◆ Goal ◆
Every line in the listing is to be echoed verbatim.

Start Provided material

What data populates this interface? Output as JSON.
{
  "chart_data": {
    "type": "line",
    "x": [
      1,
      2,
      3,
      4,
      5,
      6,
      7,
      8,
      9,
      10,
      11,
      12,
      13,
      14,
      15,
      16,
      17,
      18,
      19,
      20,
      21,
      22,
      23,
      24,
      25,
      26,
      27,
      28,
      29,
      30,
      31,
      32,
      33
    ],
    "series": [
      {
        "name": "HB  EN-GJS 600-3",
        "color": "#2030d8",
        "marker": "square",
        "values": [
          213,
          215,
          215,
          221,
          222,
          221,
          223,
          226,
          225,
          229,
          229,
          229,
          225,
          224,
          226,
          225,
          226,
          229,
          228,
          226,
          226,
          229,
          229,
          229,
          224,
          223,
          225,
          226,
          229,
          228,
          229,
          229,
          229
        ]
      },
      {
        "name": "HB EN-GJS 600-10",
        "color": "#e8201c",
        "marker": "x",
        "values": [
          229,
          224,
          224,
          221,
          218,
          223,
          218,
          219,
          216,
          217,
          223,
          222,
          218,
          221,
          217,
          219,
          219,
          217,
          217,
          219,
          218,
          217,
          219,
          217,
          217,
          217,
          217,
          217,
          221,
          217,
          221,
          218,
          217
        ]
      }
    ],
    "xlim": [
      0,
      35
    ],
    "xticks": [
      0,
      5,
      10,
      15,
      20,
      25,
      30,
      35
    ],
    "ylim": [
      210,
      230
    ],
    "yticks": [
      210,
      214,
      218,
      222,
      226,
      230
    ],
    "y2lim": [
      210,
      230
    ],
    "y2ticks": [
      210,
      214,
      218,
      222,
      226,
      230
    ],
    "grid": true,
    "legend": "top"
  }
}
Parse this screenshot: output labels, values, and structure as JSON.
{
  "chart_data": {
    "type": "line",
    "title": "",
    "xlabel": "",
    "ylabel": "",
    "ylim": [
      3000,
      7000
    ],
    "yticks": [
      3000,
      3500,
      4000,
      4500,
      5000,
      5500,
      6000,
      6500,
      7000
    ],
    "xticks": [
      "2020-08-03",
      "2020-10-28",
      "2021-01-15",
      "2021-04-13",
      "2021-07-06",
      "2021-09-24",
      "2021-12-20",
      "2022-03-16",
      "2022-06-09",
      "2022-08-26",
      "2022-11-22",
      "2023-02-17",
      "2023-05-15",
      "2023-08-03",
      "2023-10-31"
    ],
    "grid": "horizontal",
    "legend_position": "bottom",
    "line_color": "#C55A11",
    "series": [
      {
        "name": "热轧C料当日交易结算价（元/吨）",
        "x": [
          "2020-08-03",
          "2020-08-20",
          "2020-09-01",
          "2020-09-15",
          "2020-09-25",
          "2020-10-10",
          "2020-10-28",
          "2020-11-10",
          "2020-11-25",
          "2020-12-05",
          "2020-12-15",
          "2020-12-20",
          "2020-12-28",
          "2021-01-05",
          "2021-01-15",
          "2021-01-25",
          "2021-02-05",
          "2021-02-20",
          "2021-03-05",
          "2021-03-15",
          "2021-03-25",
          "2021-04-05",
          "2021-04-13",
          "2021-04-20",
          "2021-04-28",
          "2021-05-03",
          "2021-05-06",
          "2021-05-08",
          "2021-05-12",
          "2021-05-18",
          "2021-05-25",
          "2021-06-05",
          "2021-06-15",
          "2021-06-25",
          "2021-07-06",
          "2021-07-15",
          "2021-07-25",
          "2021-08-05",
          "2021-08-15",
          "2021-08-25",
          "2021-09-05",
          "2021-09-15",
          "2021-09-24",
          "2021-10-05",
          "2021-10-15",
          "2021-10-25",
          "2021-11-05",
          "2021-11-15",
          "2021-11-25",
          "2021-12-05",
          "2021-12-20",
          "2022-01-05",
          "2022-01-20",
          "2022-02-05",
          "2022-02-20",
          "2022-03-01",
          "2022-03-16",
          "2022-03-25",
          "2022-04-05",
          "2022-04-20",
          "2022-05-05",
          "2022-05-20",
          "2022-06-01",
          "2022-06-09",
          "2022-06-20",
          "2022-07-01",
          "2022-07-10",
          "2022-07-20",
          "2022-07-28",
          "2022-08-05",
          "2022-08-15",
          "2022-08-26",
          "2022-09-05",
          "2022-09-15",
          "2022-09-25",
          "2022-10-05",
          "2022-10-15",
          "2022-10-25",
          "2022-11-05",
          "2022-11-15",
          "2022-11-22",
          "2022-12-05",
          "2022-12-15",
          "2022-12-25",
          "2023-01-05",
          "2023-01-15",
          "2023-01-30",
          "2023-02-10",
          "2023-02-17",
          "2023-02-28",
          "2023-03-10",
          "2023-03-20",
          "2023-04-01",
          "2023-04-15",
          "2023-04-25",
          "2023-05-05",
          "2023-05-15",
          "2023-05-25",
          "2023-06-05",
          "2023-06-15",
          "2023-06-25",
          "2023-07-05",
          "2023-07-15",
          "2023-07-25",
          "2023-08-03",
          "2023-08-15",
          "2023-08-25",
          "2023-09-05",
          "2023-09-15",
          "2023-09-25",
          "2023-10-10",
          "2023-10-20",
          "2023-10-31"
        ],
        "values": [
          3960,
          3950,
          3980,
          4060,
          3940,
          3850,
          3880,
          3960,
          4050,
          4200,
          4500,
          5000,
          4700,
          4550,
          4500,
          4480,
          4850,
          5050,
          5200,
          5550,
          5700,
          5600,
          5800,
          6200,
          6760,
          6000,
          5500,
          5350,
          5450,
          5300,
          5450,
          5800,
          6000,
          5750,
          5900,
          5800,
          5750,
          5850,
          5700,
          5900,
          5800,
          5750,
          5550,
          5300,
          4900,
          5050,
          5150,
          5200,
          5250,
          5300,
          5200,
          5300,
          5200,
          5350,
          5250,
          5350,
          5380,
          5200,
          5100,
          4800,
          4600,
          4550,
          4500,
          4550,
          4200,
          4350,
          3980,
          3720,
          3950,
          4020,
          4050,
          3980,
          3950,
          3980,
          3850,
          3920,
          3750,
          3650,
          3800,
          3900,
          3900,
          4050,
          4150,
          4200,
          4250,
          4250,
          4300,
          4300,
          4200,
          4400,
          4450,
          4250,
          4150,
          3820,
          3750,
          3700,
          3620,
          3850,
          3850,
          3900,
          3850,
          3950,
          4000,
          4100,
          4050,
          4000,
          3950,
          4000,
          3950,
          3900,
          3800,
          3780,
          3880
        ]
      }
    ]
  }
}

End Provided material

◆ Solution below ◆
What data populates this interface? Output as JSON.
{
  "chart_data": {
    "type": "line",
    "x": [
      1,
      2,
      3,
      4,
      5,
      6,
      7,
      8,
      9,
      10,
      11,
      12,
      13,
      14,
      15,
      16,
      17,
      18,
      19,
      20,
      21,
      22,
      23,
      24,
      25,
      26,
      27,
      28,
      29,
      30,
      31,
      32,
      33
    ],
    "series": [
      {
        "name": "HB  EN-GJS 600-3",
        "color": "#2030d8",
        "marker": "square",
        "values": [
          213,
          215,
          215,
          221,
          222,
          221,
          223,
          226,
          225,
          229,
          229,
          229,
          225,
          224,
          226,
          225,
          226,
          229,
          228,
          226,
          226,
          229,
          229,
          229,
          224,
          223,
          225,
          226,
          229,
          228,
          229,
          229,
          229
        ]
      },
      {
        "name": "HB EN-GJS 600-10",
        "color": "#e8201c",
        "marker": "x",
        "values": [
          229,
          224,
          224,
          221,
          218,
          223,
          218,
          219,
          216,
          217,
          223,
          222,
          218,
          221,
          217,
          219,
          219,
          217,
          217,
          219,
          218,
          217,
          219,
          217,
          217,
          217,
          217,
          217,
          221,
          217,
          221,
          218,
          217
        ]
      }
    ],
    "xlim": [
      0,
      35
    ],
    "xticks": [
      0,
      5,
      10,
      15,
      20,
      25,
      30,
      35
    ],
    "ylim": [
      210,
      230
    ],
    "yticks": [
      210,
      214,
      218,
      222,
      226,
      230
    ],
    "y2lim": [
      210,
      230
    ],
    "y2ticks": [
      210,
      214,
      218,
      222,
      226,
      230
    ],
    "grid": true,
    "legend": "top"
  }
}
Parse this screenshot: output labels, values, and structure as JSON.
{
  "chart_data": {
    "type": "line",
    "title": "",
    "xlabel": "",
    "ylabel": "",
    "ylim": [
      3000,
      7000
    ],
    "yticks": [
      3000,
      3500,
      4000,
      4500,
      5000,
      5500,
      6000,
      6500,
      7000
    ],
    "xticks": [
      "2020-08-03",
      "2020-10-28",
      "2021-01-15",
      "2021-04-13",
      "2021-07-06",
      "2021-09-24",
      "2021-12-20",
      "2022-03-16",
      "2022-06-09",
      "2022-08-26",
      "2022-11-22",
      "2023-02-17",
      "2023-05-15",
      "2023-08-03",
      "2023-10-31"
    ],
    "grid": "horizontal",
    "legend_position": "bottom",
    "line_color": "#C55A11",
    "series": [
      {
        "name": "热轧C料当日交易结算价（元/吨）",
        "x": [
          "2020-08-03",
          "2020-08-20",
          "2020-09-01",
          "2020-09-15",
          "2020-09-25",
          "2020-10-10",
          "2020-10-28",
          "2020-11-10",
          "2020-11-25",
          "2020-12-05",
          "2020-12-15",
          "2020-12-20",
          "2020-12-28",
          "2021-01-05",
          "2021-01-15",
          "2021-01-25",
          "2021-02-05",
          "2021-02-20",
          "2021-03-05",
          "2021-03-15",
          "2021-03-25",
          "2021-04-05",
          "2021-04-13",
          "2021-04-20",
          "2021-04-28",
          "2021-05-03",
          "2021-05-06",
          "2021-05-08",
          "2021-05-12",
          "2021-05-18",
          "2021-05-25",
          "2021-06-05",
          "2021-06-15",
          "2021-06-25",
          "2021-07-06",
          "2021-07-15",
          "2021-07-25",
          "2021-08-05",
          "2021-08-15",
          "2021-08-25",
          "2021-09-05",
          "2021-09-15",
          "2021-09-24",
          "2021-10-05",
          "2021-10-15",
          "2021-10-25",
          "2021-11-05",
          "2021-11-15",
          "2021-11-25",
          "2021-12-05",
          "2021-12-20",
          "2022-01-05",
          "2022-01-20",
          "2022-02-05",
          "2022-02-20",
          "2022-03-01",
          "2022-03-16",
          "2022-03-25",
          "2022-04-05",
          "2022-04-20",
          "2022-05-05",
          "2022-05-20",
          "2022-06-01",
          "2022-06-09",
          "2022-06-20",
          "2022-07-01",
          "2022-07-10",
          "2022-07-20",
          "2022-07-28",
          "2022-08-05",
          "2022-08-15",
          "2022-08-26",
          "2022-09-05",
          "2022-09-15",
          "2022-09-25",
          "2022-10-05",
          "2022-10-15",
          "2022-10-25",
          "2022-11-05",
          "2022-11-15",
          "2022-11-22",
          "2022-12-05",
          "2022-12-15",
          "2022-12-25",
          "2023-01-05",
          "2023-01-15",
          "2023-01-30",
          "2023-02-10",
          "2023-02-17",
          "2023-02-28",
          "2023-03-10",
          "2023-03-20",
          "2023-04-01",
          "2023-04-15",
          "2023-04-25",
          "2023-05-05",
          "2023-05-15",
          "2023-05-25",
          "2023-06-05",
          "2023-06-15",
          "2023-06-25",
          "2023-07-05",
          "2023-07-15",
          "2023-07-25",
          "2023-08-03",
          "2023-08-15",
          "2023-08-25",
          "2023-09-05",
          "2023-09-15",
          "2023-09-25",
          "2023-10-10",
          "2023-10-20",
          "2023-10-31"
        ],
        "values": [
          3960,
          3950,
          3980,
          4060,
          3940,
          3850,
          3880,
          3960,
          4050,
          4200,
          4500,
          5000,
          4700,
          4550,
          4500,
          4480,
          4850,
          5050,
          5200,
          5550,
          5700,
          5600,
          5800,
          6200,
          6760,
          6000,
          5500,
          5350,
          5450,
          5300,
          5450,
          5800,
          6000,
          5750,
          5900,
          5800,
          5750,
          5850,
          5700,
          5900,
          5800,
          5750,
          5550,
          5300,
          4900,
          5050,
          5150,
          5200,
          5250,
          5300,
          5200,
          5300,
          5200,
          5350,
          5250,
          5350,
          5380,
          5200,
          5100,
          4800,
          4600,
          4550,
          4500,
          4550,
          4200,
          4350,
          3980,
          3720,
          3950,
          4020,
          4050,
          3980,
          3950,
          3980,
          3850,
          3920,
          3750,
          3650,
          3800,
          3900,
          3900,
          4050,
          4150,
          4200,
          4250,
          4250,
          4300,
          4300,
          4200,
          4400,
          4450,
          4250,
          4150,
          3820,
          3750,
          3700,
          3620,
          3850,
          3850,
          3900,
          3850,
          3950,
          4000,
          4100,
          4050,
          4000,
          3950,
          4000,
          3950,
          3900,
          3800,
          3780,
          3880
        ]
      }
    ]
  }
}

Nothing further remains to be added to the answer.